• **TASK DETAILS**
Check each line of the listing, and copy it if it contains the word "form".
* begin EXERCISE MATERIALS *
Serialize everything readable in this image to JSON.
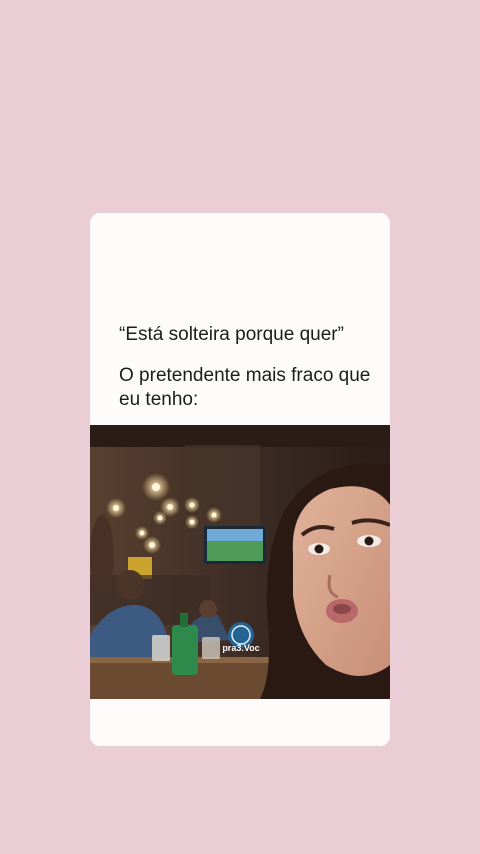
{
  "post": {
    "quote_line": "“Está solteira porque quer”",
    "caption_line_1": "O pretendente mais fraco que",
    "caption_line_2": "eu tenho:"
  },
  "video": {
    "watermark": "pra3.Voc"
  },
  "colors": {
    "background": "#ebcdd5",
    "card": "#fdfcfa",
    "text": "#1d1d1d"
  }
}
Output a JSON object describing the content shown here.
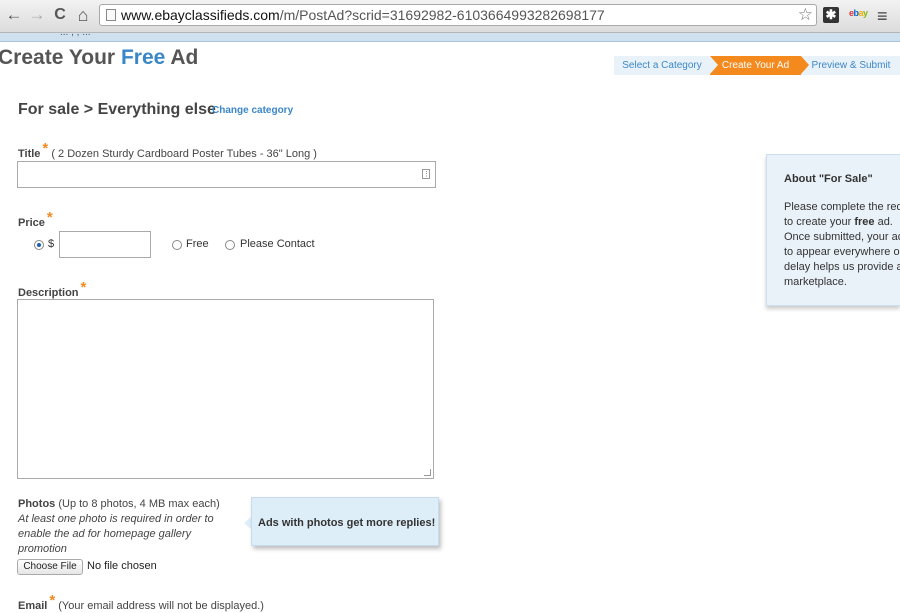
{
  "browser": {
    "url_domain": "www.ebayclassifieds.com",
    "url_path": "/m/PostAd?scrid=31692982-6103664993282698177",
    "back_icon": "←",
    "forward_icon": "→",
    "reload_icon": "C",
    "home_icon": "⌂",
    "star_icon": "☆",
    "ext_icon": "✱",
    "ext2_e": "e",
    "ext2_b": "b",
    "ext2_a": "a",
    "ext2_y": "y",
    "menu_icon": "≡"
  },
  "header": {
    "title_pre": "Create Your ",
    "title_free": "Free",
    "title_post": " Ad",
    "strip_ghost": "... , , ..."
  },
  "steps": [
    "Select a Category",
    "Create Your Ad",
    "Preview & Submit"
  ],
  "category": {
    "path": "For sale > Everything else",
    "change_link": "Change category"
  },
  "form": {
    "title_label": "Title",
    "title_hint": "( 2 Dozen Sturdy Cardboard Poster Tubes - 36\" Long )",
    "title_value": "",
    "required_mark": "*",
    "price_label": "Price",
    "price_currency": "$",
    "price_value": "",
    "price_free": "Free",
    "price_contact": "Please Contact",
    "desc_label": "Description",
    "desc_value": "",
    "photos_label": "Photos",
    "photos_hint": "(Up to 8 photos, 4 MB max each)",
    "photos_note": "At least one photo is required in order to enable the ad for homepage gallery promotion",
    "choose_file": "Choose File",
    "file_status": "No file chosen",
    "photos_tip": "Ads with photos get more replies!",
    "email_label": "Email",
    "email_hint": "(Your email address will not be displayed.)",
    "field_icon": "⋮"
  },
  "about": {
    "title": "About \"For Sale\"",
    "line1": "Please complete the requ",
    "line2_pre": "to create your ",
    "line2_bold": "free",
    "line2_post": " ad.",
    "line3": "Once submitted, your ad",
    "line4": "to appear everywhere on",
    "line5": "delay helps us provide a",
    "line6": "marketplace."
  }
}
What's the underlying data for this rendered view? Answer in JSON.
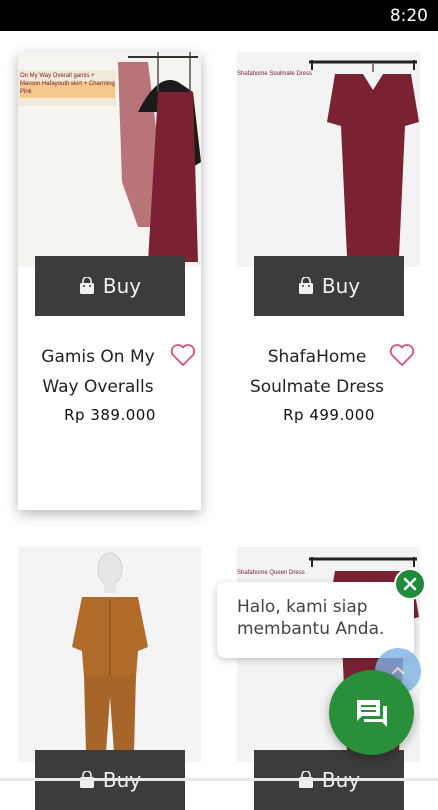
{
  "status_bar": {
    "time": "8:20"
  },
  "products": [
    {
      "name_line1": "Gamis On My",
      "name_line2": "Way Overalls",
      "price": "Rp 389.000",
      "buy_label": "Buy",
      "image_caption": "On My Way Overall gamis + Maroon Hafayouth skirt + Charming Pink"
    },
    {
      "name_line1": "ShafaHome",
      "name_line2": "Soulmate Dress",
      "price": "Rp 499.000",
      "buy_label": "Buy",
      "image_caption": "Shafahome Soulmate Dress"
    },
    {
      "buy_label": "Buy"
    },
    {
      "buy_label": "Buy",
      "image_caption": "Shafahome Queen Dress"
    }
  ],
  "chat": {
    "message": "Halo, kami siap membantu Anda."
  },
  "colors": {
    "buy_button": "#3c3c3c",
    "chat_green": "#2a8f3b",
    "maroon": "#7a2233",
    "brown": "#b06a2a"
  },
  "icons": [
    "shopping-bag-icon",
    "heart-icon",
    "close-icon",
    "chat-icon",
    "arrow-up-icon"
  ]
}
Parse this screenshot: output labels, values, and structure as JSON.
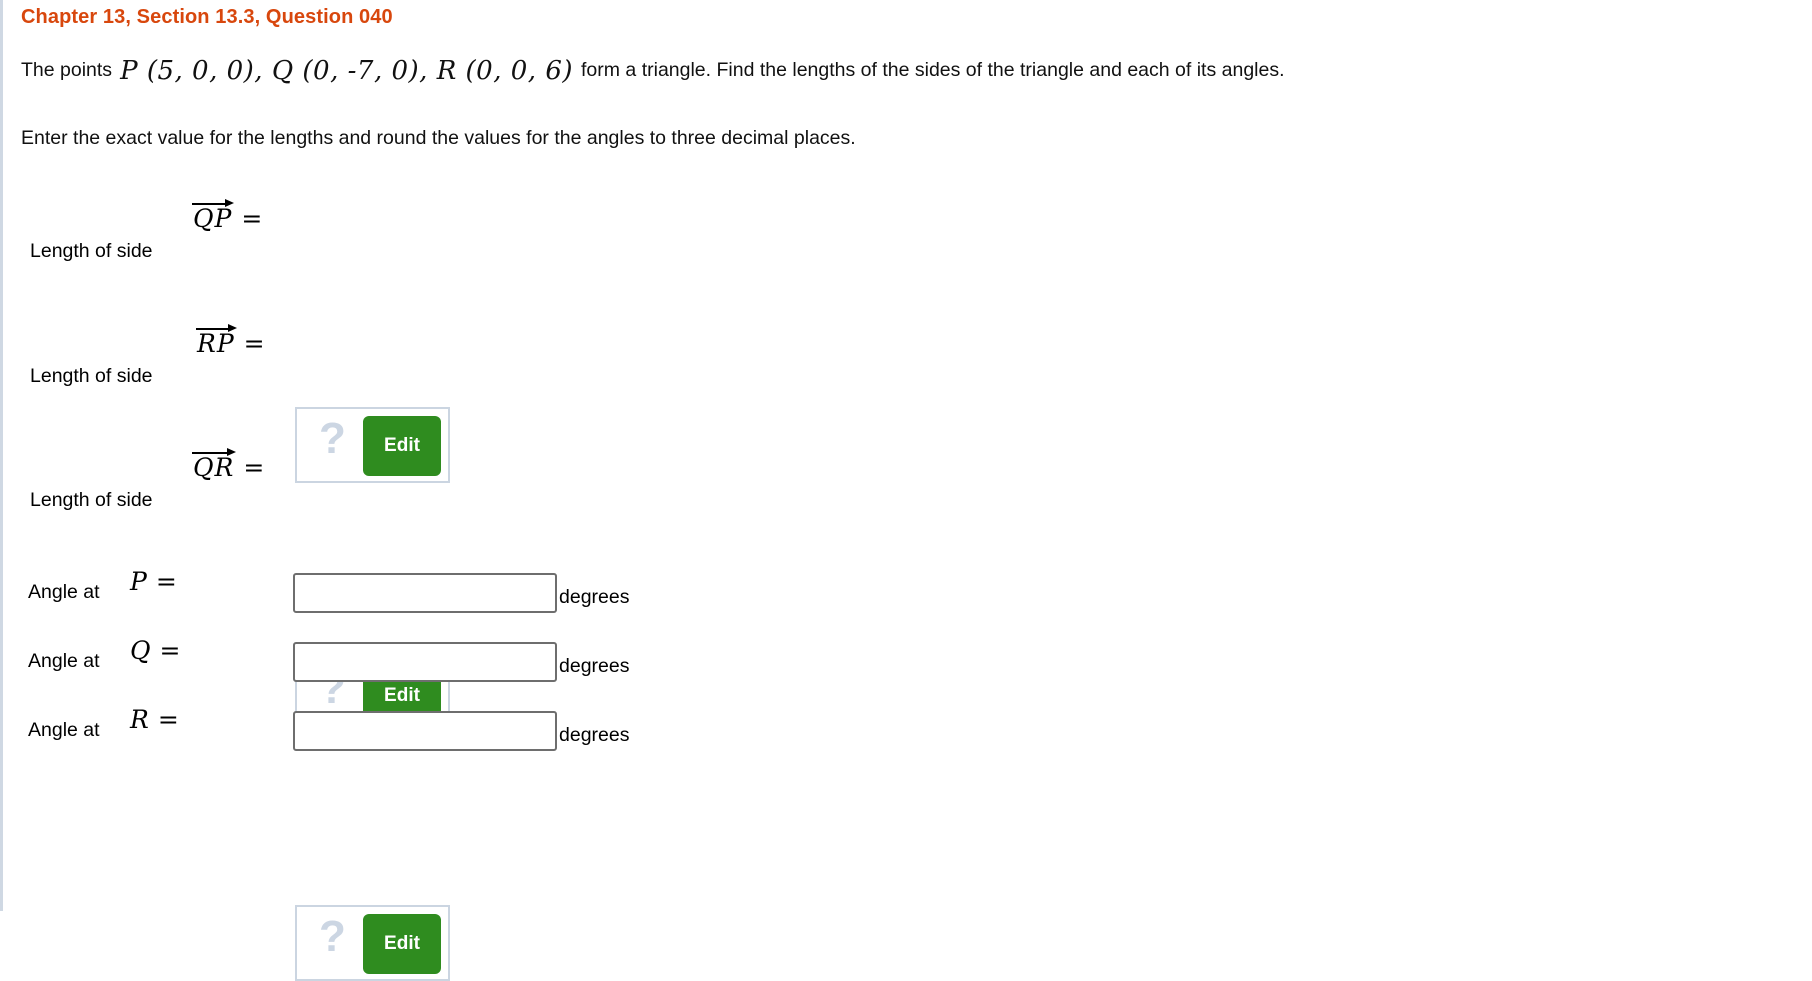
{
  "header": {
    "title": "Chapter 13, Section 13.3, Question 040",
    "color": "#d8470d"
  },
  "prompt": {
    "lead": "The points",
    "points_math": "P (5, 0, 0), Q (0, -7, 0), R (0, 0, 6)",
    "tail": "form a triangle. Find the lengths of the sides of the triangle and each of its angles.",
    "instruction": "Enter the exact value for the lengths and round the values for the angles to three decimal places."
  },
  "sides": [
    {
      "label": "Length of side",
      "vector": "QP",
      "equals": "=",
      "placeholder_glyph": "?",
      "edit_label": "Edit",
      "value": ""
    },
    {
      "label": "Length of side",
      "vector": "RP",
      "equals": "=",
      "placeholder_glyph": "?",
      "edit_label": "Edit",
      "value": ""
    },
    {
      "label": "Length of side",
      "vector": "QR",
      "equals": "=",
      "placeholder_glyph": "?",
      "edit_label": "Edit",
      "value": ""
    }
  ],
  "angles": [
    {
      "label": "Angle at",
      "vertex": "P",
      "equals": "=",
      "value": "",
      "placeholder": "",
      "unit": "degrees"
    },
    {
      "label": "Angle at",
      "vertex": "Q",
      "equals": "=",
      "value": "",
      "placeholder": "",
      "unit": "degrees"
    },
    {
      "label": "Angle at",
      "vertex": "R",
      "equals": "=",
      "value": "",
      "placeholder": "",
      "unit": "degrees"
    }
  ],
  "colors": {
    "header_orange": "#d8470d",
    "edit_green": "#2f8c1f",
    "mathbox_border": "#cbd5e1",
    "placeholder_grey": "#ccd6e3",
    "input_border": "#6e6e6e"
  }
}
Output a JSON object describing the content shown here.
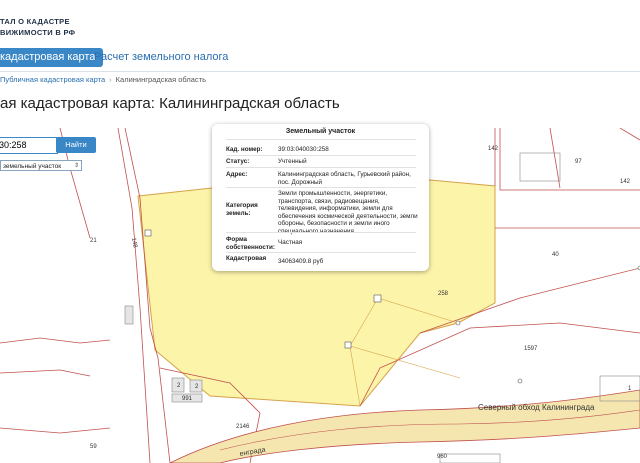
{
  "site": {
    "title_line1": "ТАЛ О КАДАСТРЕ",
    "title_line2": "ВИЖИМОСТИ В РФ"
  },
  "tabs": [
    {
      "label": "кадастровая карта",
      "active": true
    },
    {
      "label": "Расчет земельного налога",
      "active": false
    }
  ],
  "breadcrumb": {
    "link": "Публичная кадастровая карта",
    "separator": "›",
    "current": "Калининградская область"
  },
  "page_title": "ая кадастровая карта: Калининградская область",
  "search": {
    "value": "30:258",
    "button_label": "Найти",
    "type_select": "земельный участок"
  },
  "popup": {
    "title": "Земельный участок",
    "rows": [
      {
        "key": "Кад. номер:",
        "value": "39:03:040030:258"
      },
      {
        "key": "Статус:",
        "value": "Учтенный"
      },
      {
        "key": "Адрес:",
        "value": "Калининградская область, Гурьевский район, пос. Дорожный"
      },
      {
        "key": "Категория земель:",
        "value": "Земли промышленности, энергетики, транспорта, связи, радиовещания, телевидения, информатики, земли для обеспечения космической деятельности, земли обороны, безопасности и земли иного специального назначения"
      },
      {
        "key": "Форма собственности:",
        "value": "Частная"
      },
      {
        "key": "Кадастровая",
        "value": "34063409.8 руб"
      }
    ]
  },
  "map_labels": {
    "parcel_numbers": [
      "142",
      "97",
      "142",
      "40",
      "21",
      "148",
      "258",
      "1597",
      "1",
      "991",
      "59",
      "2146",
      "960",
      "2",
      "2"
    ],
    "road_name": "Северный обход Калининграда",
    "road_name_partial": "енграда"
  },
  "colors": {
    "accent": "#3a87c8",
    "parcel_fill": "#fbf29a",
    "parcel_border": "#d7a24a",
    "boundary": "#c0504d",
    "road_fill": "#f5e6b0"
  }
}
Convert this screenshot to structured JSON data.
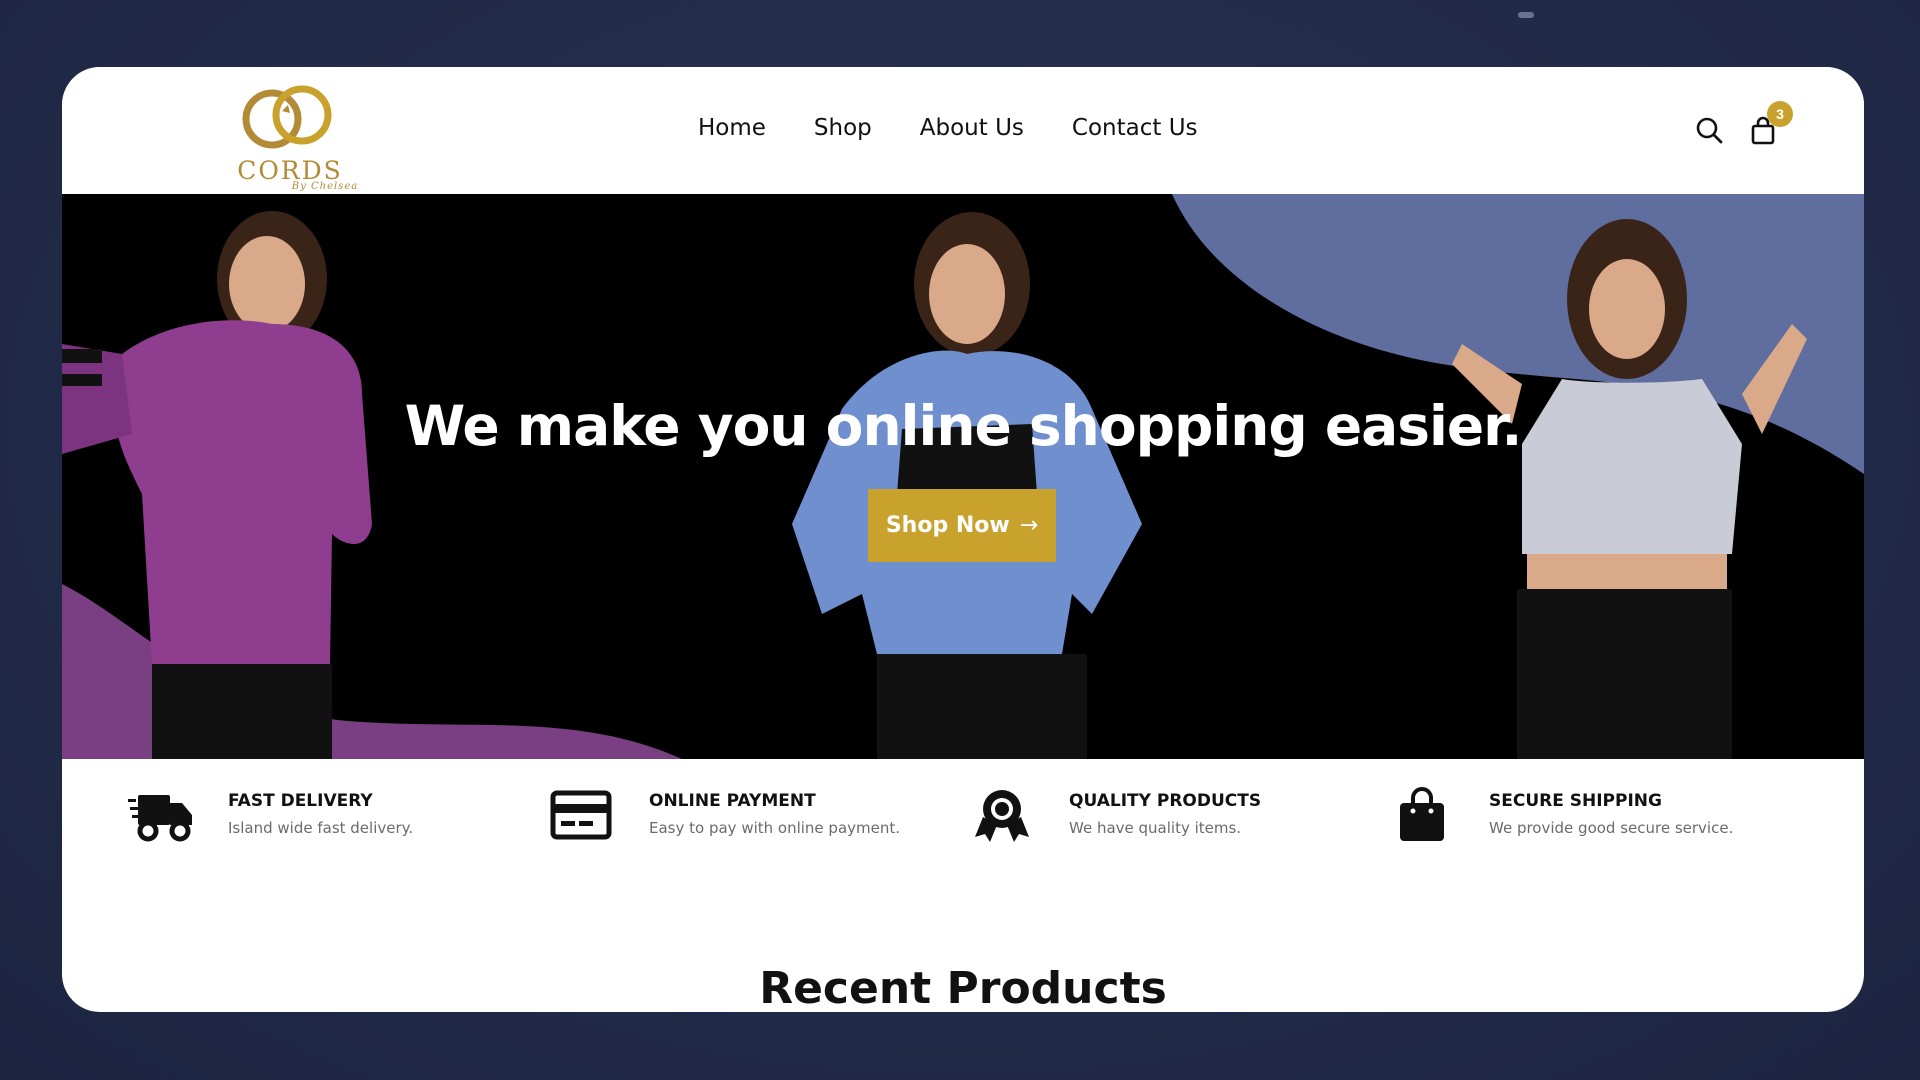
{
  "brand": {
    "name": "CORDS",
    "tagline": "By Chelsea",
    "accent": "#c9a22e"
  },
  "nav": {
    "items": [
      "Home",
      "Shop",
      "About Us",
      "Contact Us"
    ]
  },
  "header": {
    "search_icon": "search-icon",
    "cart_icon": "shopping-bag-icon",
    "cart_count": "3"
  },
  "hero": {
    "headline": "We make you online shopping easier.",
    "cta_label": "Shop Now",
    "cta_icon": "arrow-right-icon",
    "colors": {
      "background": "#000000",
      "blob_blue": "#5f6e9e",
      "blob_purple": "#7a3f82"
    }
  },
  "features": [
    {
      "icon": "delivery-truck-icon",
      "title": "FAST DELIVERY",
      "subtitle": "Island wide fast delivery."
    },
    {
      "icon": "credit-card-icon",
      "title": "ONLINE PAYMENT",
      "subtitle": "Easy to pay with online payment."
    },
    {
      "icon": "award-ribbon-icon",
      "title": "QUALITY PRODUCTS",
      "subtitle": "We have quality items."
    },
    {
      "icon": "shopping-bag-icon",
      "title": "SECURE SHIPPING",
      "subtitle": "We provide good secure service."
    }
  ],
  "sections": {
    "recent_products_title": "Recent Products"
  }
}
* end EXERCISE MATERIALS *
• **EXERCISE RESPONSE**
  "form": {
    "tail": "form a triangle. Find the lengths of the sides of the triangle and each of its angles.",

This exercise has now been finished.